===== Records

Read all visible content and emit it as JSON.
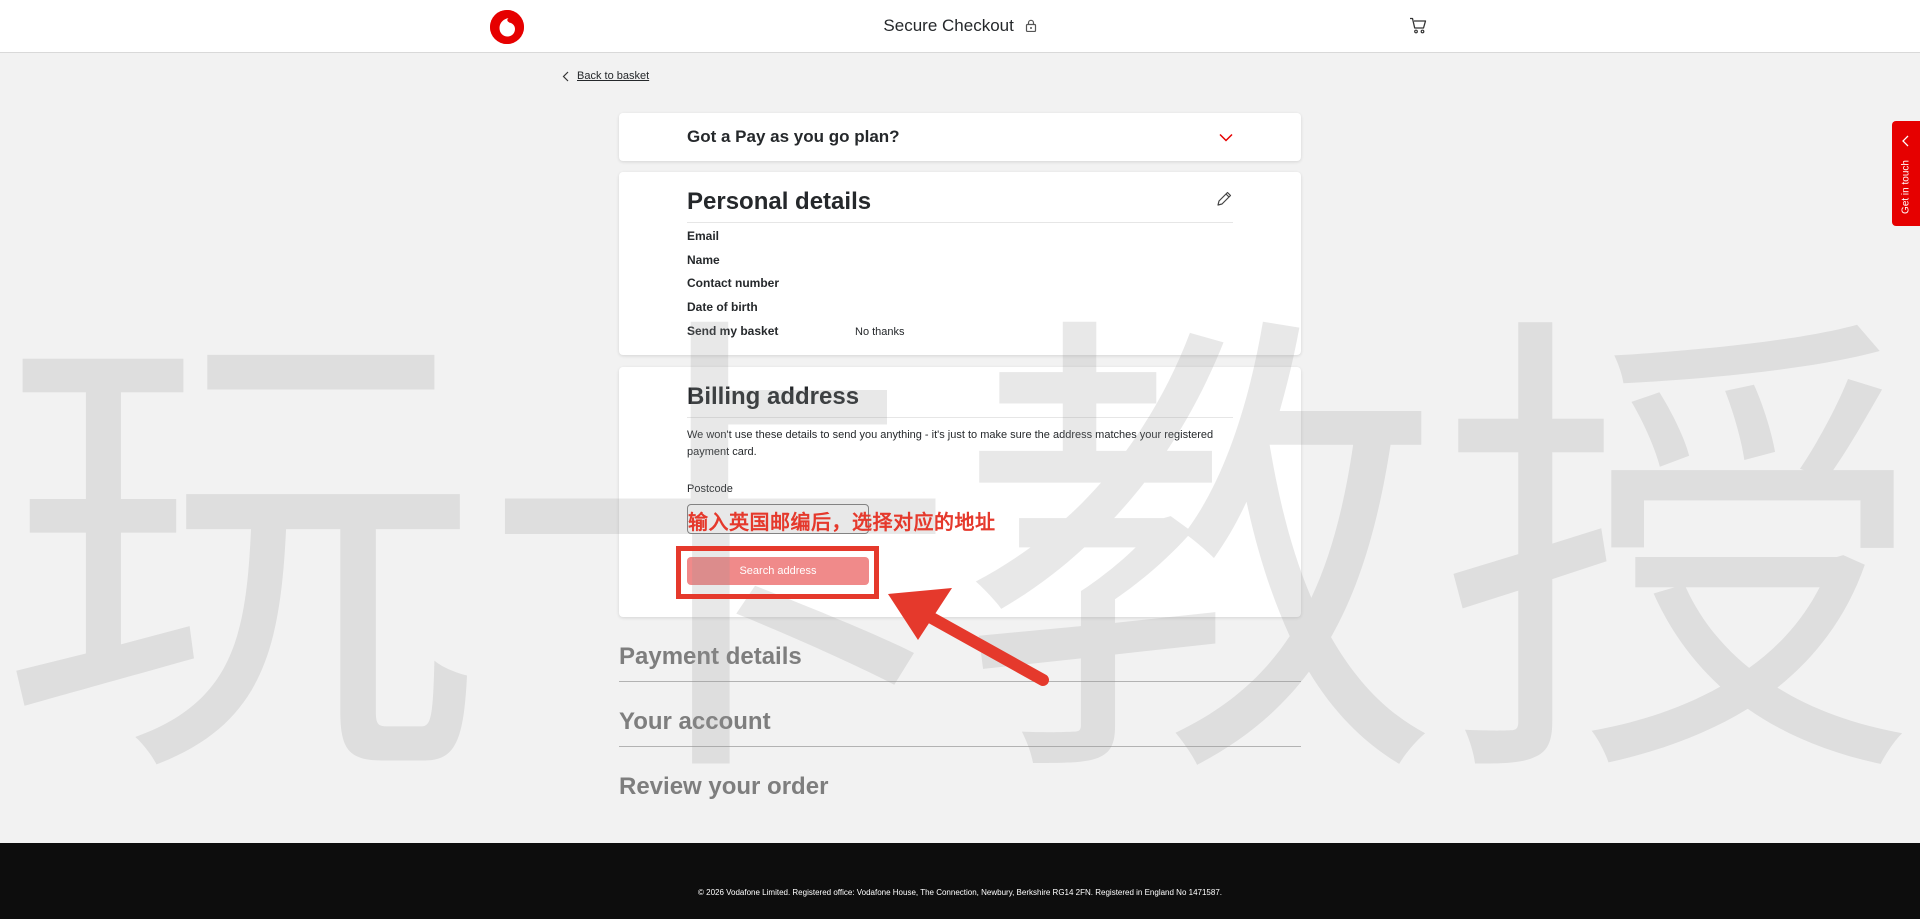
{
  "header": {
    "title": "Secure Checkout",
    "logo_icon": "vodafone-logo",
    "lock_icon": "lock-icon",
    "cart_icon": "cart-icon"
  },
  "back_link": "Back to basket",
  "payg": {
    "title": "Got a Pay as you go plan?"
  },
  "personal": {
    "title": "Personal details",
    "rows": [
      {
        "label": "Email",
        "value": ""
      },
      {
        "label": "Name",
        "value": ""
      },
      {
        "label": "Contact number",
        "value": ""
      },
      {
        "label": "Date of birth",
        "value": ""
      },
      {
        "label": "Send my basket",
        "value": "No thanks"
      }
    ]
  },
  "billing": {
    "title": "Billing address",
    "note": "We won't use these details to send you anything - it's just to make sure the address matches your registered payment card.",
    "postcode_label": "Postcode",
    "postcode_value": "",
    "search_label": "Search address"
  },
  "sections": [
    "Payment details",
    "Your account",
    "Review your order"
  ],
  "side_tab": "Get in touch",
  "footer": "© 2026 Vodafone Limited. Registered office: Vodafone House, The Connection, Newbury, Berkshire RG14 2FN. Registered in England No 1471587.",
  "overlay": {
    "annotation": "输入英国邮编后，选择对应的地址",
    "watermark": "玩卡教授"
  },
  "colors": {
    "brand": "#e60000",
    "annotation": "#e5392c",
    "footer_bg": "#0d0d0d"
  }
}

==========
===== Records

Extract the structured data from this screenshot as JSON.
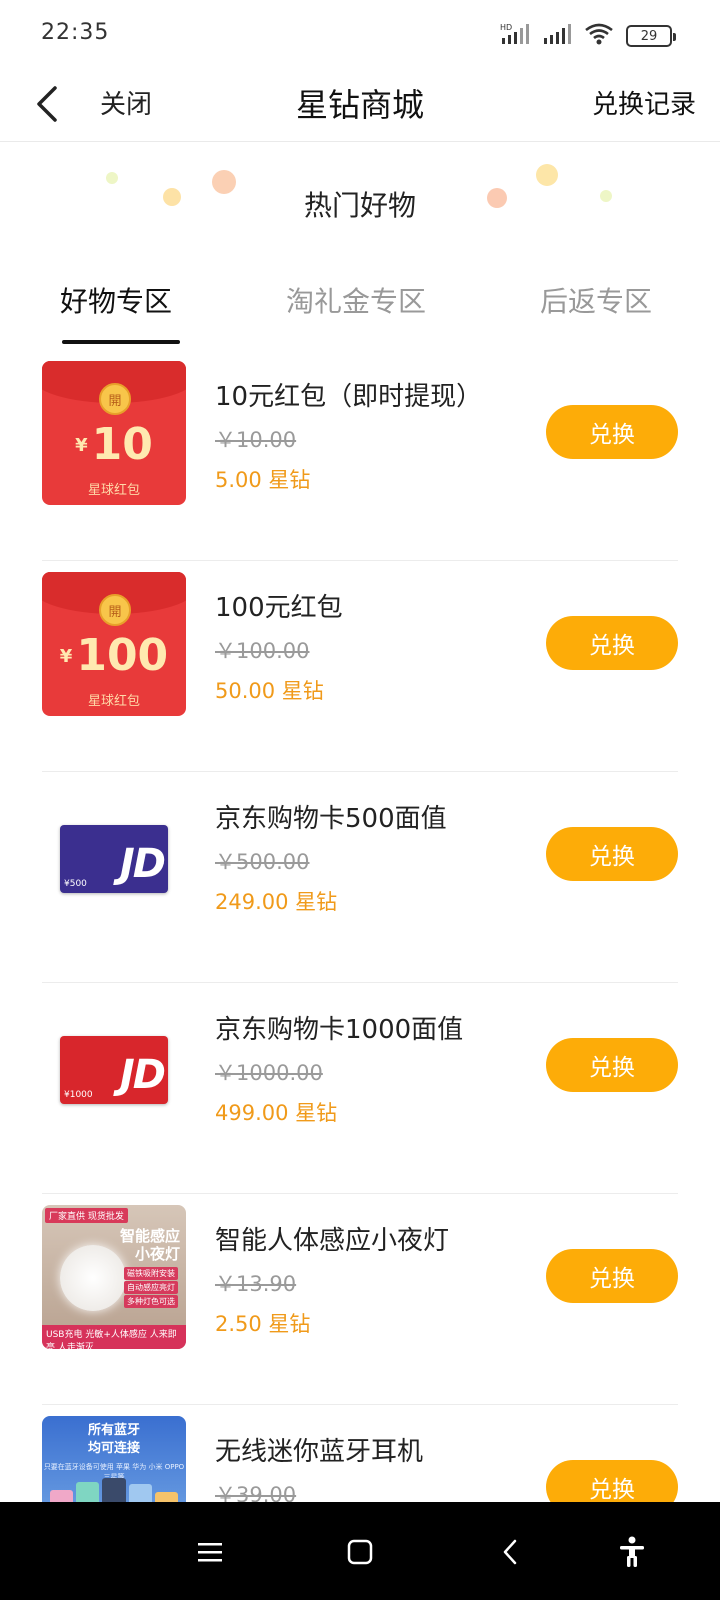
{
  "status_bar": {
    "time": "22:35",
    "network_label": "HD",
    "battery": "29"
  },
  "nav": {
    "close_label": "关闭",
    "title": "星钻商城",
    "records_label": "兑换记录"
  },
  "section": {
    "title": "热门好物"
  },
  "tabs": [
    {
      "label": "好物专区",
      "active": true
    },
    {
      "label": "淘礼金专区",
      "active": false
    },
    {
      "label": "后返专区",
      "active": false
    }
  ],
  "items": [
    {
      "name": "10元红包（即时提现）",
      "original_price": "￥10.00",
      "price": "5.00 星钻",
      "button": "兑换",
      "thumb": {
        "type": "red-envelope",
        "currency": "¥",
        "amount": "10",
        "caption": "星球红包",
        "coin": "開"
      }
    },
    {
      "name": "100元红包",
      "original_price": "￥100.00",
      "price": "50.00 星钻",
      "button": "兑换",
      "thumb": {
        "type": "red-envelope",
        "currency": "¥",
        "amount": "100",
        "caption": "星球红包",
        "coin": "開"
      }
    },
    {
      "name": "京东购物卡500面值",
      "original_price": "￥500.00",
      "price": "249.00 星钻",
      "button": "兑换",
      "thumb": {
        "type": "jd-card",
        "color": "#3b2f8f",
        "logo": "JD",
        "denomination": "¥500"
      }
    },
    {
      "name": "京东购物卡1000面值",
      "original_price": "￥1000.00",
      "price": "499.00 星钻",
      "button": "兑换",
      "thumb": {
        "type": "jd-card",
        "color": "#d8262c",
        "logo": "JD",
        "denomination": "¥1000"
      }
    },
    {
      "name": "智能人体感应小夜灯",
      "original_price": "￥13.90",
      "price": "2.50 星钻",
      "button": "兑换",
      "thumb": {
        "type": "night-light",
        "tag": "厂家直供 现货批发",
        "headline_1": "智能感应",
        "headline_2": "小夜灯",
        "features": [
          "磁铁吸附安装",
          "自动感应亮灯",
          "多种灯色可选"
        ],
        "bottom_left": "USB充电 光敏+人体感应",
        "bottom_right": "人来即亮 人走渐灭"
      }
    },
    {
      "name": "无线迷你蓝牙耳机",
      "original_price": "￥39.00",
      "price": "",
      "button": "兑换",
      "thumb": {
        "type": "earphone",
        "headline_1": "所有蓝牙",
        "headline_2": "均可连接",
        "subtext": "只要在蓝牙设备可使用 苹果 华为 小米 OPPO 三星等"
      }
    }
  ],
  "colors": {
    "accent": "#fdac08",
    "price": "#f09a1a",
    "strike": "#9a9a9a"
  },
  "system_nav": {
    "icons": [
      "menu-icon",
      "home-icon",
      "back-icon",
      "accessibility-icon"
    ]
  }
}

==========

- [Work required]:
Extract all lines containing the word "details".

- [Solution to this problem]:
    "title": "Personal details",
    "note": "We won't use these details to send you anything - it's just to make sure the address matches your registered payment card.",
    "Payment details",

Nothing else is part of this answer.